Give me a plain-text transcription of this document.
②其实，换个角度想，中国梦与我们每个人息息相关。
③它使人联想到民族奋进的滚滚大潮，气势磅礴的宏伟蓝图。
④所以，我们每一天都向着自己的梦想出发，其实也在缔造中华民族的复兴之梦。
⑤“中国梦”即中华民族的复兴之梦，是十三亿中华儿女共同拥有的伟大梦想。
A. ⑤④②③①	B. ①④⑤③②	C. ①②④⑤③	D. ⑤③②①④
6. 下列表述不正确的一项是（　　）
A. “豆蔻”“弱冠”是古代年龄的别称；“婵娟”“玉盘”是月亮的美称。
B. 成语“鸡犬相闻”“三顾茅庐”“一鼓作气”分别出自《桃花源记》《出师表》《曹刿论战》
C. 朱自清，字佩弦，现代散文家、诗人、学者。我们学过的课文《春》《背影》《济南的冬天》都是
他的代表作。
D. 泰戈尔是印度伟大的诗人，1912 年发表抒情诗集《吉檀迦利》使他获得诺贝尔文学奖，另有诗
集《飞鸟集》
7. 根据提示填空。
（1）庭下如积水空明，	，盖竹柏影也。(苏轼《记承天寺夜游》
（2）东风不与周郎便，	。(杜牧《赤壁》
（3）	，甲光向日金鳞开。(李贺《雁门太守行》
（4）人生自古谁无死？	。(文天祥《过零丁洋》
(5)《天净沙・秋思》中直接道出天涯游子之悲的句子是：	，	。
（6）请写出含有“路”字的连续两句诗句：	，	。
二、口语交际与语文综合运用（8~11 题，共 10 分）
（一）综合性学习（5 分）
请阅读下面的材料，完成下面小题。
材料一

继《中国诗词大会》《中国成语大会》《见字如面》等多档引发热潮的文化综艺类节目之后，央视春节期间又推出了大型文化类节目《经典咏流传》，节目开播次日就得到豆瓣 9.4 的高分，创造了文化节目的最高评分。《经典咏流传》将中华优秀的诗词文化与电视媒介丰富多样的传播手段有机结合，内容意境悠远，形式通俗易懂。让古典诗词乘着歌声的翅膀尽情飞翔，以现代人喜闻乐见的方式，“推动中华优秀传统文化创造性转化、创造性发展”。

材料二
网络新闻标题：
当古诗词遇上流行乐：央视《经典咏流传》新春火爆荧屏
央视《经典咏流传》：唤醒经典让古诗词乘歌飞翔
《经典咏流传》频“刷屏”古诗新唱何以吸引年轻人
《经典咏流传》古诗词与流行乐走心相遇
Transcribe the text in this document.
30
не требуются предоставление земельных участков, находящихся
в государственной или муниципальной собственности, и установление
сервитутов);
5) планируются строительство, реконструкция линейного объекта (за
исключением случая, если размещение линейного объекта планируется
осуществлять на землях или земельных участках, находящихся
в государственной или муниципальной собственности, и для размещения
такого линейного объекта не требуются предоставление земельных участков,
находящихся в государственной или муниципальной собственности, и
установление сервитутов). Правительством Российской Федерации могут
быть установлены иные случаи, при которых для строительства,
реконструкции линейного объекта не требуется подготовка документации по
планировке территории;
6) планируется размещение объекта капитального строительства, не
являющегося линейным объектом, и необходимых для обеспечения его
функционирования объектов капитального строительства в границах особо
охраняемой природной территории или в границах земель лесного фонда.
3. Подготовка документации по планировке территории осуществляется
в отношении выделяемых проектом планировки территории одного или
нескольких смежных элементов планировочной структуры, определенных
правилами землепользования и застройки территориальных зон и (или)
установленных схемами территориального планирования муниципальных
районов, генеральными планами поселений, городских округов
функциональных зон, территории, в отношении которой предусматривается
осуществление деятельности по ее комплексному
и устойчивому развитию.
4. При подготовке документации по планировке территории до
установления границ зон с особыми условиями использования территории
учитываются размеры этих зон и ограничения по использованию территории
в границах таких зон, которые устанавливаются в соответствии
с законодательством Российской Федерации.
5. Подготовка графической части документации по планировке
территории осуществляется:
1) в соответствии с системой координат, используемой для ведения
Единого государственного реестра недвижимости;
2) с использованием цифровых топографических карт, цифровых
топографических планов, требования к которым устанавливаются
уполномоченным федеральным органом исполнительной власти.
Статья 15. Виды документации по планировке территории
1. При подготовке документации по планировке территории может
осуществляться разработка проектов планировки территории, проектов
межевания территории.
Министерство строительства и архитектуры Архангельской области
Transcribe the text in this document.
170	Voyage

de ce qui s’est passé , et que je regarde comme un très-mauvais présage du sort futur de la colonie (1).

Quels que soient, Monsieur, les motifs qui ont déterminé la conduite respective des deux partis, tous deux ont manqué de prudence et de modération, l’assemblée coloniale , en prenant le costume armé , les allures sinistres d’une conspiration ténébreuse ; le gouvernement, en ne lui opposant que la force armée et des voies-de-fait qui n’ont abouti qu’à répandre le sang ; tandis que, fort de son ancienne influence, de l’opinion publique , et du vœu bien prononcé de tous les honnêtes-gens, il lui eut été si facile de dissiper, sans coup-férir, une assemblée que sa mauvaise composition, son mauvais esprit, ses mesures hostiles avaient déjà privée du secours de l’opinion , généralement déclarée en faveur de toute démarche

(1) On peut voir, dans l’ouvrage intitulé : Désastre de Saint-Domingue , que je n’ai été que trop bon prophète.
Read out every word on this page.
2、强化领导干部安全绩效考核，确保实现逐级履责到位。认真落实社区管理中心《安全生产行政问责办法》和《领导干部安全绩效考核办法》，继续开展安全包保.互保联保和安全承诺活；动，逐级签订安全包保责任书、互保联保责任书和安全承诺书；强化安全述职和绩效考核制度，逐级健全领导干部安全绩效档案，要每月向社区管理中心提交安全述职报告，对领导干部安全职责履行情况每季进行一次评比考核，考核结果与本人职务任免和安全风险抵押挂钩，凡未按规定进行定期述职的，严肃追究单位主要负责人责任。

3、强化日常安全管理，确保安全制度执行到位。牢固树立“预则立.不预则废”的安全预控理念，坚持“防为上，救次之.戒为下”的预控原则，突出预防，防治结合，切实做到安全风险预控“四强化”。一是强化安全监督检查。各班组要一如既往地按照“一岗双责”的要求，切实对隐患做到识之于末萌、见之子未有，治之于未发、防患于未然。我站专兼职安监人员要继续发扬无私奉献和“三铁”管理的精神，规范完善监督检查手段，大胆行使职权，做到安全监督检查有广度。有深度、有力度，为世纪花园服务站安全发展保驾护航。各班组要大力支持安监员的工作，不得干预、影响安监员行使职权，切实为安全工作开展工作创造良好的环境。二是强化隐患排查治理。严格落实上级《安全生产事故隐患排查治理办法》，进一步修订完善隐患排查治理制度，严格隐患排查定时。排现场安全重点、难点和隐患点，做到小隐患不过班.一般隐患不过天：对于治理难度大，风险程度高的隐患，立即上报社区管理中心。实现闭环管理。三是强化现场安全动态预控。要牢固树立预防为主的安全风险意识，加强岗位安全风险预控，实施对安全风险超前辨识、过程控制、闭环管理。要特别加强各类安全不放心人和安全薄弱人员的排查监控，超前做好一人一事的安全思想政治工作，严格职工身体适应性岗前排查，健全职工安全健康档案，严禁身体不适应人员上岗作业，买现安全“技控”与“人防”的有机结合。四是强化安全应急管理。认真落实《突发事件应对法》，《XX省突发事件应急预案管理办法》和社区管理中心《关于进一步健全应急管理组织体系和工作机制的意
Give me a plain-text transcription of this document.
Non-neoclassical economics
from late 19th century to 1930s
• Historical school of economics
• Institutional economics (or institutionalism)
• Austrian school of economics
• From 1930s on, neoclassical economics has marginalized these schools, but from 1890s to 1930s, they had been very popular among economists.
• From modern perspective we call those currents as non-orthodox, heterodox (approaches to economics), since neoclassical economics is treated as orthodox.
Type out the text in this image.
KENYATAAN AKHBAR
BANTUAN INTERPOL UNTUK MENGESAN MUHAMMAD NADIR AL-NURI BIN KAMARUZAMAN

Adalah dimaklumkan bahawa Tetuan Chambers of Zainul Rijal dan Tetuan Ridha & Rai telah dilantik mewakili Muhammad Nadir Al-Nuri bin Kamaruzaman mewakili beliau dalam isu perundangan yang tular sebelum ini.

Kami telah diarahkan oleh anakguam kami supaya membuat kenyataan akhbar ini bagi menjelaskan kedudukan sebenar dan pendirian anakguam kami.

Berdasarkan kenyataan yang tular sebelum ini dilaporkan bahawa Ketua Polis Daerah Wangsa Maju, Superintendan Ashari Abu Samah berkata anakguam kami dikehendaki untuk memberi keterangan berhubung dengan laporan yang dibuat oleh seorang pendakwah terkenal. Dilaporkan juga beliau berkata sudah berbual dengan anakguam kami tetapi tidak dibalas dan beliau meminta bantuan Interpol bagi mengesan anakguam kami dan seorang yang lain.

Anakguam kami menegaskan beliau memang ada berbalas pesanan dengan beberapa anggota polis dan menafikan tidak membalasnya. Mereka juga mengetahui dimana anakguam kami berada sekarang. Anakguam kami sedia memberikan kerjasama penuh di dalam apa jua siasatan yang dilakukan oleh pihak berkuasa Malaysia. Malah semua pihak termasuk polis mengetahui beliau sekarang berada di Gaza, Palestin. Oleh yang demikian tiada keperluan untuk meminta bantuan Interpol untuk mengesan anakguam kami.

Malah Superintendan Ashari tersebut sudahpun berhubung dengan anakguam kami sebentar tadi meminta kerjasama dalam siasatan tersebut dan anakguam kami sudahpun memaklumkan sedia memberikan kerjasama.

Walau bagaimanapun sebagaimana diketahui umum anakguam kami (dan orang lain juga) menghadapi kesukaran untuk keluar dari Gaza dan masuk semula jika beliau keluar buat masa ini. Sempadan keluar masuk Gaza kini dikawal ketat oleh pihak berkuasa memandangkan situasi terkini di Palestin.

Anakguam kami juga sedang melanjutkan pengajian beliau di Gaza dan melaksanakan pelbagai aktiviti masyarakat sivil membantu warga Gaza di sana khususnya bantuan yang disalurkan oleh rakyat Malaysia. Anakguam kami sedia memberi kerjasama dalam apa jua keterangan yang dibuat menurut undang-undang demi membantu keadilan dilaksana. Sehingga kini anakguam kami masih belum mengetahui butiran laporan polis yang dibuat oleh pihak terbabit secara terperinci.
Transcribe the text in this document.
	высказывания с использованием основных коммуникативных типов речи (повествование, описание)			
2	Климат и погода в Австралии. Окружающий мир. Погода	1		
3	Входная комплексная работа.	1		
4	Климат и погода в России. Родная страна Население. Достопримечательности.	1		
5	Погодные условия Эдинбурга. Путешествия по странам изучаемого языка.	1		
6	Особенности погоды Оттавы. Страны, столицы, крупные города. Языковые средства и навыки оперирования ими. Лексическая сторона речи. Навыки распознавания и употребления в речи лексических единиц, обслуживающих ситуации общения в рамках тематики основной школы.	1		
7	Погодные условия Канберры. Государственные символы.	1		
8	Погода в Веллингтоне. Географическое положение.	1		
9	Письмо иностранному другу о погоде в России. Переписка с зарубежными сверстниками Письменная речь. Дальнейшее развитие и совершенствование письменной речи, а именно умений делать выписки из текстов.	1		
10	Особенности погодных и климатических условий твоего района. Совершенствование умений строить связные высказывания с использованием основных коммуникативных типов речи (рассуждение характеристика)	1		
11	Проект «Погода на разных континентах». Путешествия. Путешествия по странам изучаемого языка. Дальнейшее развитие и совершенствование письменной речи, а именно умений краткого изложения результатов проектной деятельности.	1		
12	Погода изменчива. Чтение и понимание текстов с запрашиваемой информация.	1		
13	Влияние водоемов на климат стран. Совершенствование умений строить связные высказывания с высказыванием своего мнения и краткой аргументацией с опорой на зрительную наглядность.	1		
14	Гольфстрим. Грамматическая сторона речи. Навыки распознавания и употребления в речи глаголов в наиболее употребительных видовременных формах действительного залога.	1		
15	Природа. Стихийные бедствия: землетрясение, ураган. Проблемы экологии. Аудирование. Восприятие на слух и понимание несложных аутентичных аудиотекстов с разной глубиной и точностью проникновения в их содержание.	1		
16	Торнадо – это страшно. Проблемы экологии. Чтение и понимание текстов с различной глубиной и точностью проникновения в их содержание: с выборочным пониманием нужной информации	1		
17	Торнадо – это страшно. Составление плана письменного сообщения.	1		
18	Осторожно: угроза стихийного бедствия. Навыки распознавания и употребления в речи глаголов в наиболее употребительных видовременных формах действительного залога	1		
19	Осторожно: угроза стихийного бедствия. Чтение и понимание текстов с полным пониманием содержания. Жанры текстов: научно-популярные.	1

* _Given problem_:
Out of the preceding entries, pull every line containing the string "bahawa".

* _Problem solution_:
Adalah dimaklumkan bahawa Tetuan Chambers of Zainul Rijal dan Tetuan Ridha & Rai telah dilantik mewakili Muhammad Nadir Al-Nuri bin Kamaruzaman mewakili beliau dalam isu perundangan yang tular sebelum ini.
Berdasarkan kenyataan yang tular sebelum ini dilaporkan bahawa Ketua Polis Daerah Wangsa Maju, Superintendan Ashari Abu Samah berkata anakguam kami dikehendaki untuk memberi keterangan berhubung dengan laporan yang dibuat oleh seorang pendakwah terkenal. Dilaporkan juga beliau berkata sudah berbual dengan anakguam kami tetapi tidak dibalas dan beliau meminta bantuan Interpol bagi mengesan anakguam kami dan seorang yang lain.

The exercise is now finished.